→ SHORT TASK: Go through the material below and copy all lines with "been".

→ DATASET EXTRACT:
########

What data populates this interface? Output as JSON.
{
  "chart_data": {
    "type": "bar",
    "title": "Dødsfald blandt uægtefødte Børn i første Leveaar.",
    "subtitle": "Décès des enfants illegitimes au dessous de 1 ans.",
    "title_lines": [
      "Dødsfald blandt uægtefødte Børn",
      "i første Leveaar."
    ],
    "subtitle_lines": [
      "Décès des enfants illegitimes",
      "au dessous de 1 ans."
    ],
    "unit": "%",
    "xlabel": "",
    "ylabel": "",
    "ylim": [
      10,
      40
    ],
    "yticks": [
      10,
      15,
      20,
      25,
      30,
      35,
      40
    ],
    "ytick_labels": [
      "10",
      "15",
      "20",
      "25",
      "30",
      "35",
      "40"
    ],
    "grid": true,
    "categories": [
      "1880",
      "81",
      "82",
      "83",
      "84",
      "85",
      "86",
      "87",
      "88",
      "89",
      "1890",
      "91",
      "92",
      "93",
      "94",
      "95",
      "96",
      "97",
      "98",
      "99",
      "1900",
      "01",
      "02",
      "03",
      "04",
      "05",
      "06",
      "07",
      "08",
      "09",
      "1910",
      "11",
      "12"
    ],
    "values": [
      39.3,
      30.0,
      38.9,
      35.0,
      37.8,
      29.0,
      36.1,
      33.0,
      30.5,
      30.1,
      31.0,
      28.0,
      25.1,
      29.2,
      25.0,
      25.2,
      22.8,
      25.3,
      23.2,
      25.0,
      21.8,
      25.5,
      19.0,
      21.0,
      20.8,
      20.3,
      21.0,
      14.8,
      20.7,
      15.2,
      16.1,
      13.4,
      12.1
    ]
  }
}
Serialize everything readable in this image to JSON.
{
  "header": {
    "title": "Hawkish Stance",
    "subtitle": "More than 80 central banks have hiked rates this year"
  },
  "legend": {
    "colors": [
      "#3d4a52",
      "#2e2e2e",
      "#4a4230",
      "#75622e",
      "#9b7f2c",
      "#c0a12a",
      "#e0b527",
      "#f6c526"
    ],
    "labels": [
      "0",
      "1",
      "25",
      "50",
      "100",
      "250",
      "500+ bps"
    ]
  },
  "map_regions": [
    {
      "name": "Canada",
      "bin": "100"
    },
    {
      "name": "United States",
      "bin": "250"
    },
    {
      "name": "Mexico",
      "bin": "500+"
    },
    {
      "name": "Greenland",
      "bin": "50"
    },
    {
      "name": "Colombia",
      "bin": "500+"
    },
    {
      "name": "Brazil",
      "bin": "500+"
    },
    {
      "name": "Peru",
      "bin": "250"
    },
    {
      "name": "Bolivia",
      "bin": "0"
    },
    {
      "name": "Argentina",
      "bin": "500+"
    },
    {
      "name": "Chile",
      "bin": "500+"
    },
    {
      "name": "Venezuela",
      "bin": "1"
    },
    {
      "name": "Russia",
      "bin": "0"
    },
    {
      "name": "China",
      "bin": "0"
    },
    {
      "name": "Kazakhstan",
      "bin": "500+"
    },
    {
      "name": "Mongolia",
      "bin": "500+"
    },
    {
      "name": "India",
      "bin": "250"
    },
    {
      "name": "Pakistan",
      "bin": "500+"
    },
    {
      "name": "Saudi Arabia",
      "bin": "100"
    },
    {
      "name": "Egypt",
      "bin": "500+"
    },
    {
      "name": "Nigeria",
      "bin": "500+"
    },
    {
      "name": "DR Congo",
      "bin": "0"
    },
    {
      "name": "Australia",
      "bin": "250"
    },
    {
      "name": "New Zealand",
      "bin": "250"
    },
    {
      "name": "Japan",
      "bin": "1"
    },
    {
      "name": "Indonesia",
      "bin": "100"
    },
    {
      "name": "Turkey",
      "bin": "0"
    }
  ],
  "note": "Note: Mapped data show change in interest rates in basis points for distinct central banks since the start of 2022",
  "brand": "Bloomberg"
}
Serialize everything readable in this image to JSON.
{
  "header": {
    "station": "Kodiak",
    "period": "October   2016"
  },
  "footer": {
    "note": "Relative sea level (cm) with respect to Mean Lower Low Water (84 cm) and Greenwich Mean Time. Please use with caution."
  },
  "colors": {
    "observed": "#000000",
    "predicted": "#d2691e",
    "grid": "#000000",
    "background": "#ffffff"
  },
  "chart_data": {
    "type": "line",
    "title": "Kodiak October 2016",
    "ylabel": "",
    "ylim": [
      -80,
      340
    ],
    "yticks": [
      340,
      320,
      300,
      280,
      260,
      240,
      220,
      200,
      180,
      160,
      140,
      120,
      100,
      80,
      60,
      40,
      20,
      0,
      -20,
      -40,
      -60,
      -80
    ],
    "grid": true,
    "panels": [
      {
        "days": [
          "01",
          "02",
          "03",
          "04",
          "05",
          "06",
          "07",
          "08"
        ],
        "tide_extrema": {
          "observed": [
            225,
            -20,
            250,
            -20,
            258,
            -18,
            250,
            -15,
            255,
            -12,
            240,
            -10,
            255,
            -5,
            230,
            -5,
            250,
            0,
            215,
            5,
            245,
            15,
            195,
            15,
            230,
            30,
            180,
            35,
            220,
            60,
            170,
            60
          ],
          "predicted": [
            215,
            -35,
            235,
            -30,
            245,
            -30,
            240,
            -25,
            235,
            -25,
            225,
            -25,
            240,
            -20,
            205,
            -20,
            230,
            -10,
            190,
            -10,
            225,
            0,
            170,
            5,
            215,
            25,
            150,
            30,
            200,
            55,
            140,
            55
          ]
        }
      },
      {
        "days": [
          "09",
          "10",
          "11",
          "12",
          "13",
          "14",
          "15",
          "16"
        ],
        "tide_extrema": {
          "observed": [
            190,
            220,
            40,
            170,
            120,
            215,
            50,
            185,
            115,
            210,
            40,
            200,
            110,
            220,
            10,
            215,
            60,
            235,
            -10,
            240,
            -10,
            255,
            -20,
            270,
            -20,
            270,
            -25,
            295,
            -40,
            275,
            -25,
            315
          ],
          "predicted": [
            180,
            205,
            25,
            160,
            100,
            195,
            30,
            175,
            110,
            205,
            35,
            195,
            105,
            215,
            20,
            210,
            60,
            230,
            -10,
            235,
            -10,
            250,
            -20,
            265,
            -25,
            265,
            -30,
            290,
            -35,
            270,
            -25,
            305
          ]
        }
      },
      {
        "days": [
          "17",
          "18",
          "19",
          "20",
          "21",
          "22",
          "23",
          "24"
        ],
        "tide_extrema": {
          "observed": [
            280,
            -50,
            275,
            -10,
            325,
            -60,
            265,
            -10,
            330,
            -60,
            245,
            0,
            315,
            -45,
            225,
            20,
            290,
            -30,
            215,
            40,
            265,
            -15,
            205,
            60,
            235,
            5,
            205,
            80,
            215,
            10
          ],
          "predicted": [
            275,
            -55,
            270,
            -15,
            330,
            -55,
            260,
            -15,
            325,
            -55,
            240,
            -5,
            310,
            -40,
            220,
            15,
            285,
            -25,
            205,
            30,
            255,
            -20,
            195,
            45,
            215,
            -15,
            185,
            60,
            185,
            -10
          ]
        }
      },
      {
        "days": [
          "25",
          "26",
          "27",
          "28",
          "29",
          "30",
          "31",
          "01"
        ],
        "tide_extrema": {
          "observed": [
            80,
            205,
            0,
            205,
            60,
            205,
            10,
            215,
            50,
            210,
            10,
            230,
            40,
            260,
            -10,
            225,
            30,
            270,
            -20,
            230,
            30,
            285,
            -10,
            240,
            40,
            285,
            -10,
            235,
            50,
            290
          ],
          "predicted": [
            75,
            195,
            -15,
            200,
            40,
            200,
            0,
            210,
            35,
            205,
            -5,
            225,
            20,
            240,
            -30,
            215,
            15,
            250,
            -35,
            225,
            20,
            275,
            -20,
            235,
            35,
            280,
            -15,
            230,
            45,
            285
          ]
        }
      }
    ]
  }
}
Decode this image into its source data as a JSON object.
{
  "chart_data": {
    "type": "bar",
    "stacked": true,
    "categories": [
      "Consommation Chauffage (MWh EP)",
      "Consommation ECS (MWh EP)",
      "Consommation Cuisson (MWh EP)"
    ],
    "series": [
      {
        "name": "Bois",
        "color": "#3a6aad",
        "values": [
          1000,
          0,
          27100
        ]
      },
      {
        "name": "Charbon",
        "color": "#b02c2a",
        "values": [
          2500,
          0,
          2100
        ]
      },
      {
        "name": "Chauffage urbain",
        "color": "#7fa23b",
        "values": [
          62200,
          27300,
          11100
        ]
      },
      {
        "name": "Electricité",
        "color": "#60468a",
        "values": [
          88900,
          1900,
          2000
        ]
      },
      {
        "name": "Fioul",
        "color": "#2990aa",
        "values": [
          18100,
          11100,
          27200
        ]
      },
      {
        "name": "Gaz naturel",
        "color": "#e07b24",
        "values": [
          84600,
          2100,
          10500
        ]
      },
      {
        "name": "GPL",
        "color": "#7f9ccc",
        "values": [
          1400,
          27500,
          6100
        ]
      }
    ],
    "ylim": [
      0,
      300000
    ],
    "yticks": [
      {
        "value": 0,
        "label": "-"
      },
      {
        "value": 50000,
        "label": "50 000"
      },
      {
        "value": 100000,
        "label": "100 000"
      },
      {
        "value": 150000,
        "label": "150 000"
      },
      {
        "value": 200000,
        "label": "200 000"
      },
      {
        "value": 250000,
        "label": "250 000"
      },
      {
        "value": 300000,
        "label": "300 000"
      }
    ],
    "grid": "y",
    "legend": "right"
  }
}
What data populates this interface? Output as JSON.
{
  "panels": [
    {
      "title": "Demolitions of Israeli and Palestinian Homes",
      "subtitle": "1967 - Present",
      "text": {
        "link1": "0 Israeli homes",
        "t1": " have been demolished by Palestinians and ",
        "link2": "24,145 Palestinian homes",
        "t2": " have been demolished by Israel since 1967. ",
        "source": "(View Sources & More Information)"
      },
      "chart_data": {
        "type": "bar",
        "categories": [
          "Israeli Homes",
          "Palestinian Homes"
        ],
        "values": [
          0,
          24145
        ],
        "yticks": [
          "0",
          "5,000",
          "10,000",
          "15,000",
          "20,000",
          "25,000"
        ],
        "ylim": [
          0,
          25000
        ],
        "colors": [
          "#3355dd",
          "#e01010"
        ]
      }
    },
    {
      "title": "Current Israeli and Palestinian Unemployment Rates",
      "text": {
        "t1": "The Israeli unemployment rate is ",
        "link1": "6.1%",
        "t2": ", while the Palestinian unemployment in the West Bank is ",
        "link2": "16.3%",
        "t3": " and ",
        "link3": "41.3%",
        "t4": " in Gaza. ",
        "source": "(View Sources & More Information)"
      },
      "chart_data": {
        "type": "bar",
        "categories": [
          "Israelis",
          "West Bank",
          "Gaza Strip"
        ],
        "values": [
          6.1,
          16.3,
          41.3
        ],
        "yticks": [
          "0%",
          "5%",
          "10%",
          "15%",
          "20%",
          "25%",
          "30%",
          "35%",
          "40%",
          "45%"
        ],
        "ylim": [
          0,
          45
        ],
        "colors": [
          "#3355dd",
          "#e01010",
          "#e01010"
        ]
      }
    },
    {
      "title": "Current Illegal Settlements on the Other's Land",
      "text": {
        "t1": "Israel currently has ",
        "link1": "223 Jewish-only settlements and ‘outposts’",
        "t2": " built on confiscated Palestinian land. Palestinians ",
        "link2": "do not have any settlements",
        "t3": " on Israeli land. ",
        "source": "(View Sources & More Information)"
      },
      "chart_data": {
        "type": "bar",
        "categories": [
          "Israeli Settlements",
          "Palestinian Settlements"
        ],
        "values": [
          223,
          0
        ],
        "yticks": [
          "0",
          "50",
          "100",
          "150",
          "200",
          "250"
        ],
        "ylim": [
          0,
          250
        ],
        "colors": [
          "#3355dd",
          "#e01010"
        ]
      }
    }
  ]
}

########

→ COMPLETE RESPONSE:
        "t1": " have been demolished by Palestinians and ",
        "t2": " have been demolished by Israel since 1967. ",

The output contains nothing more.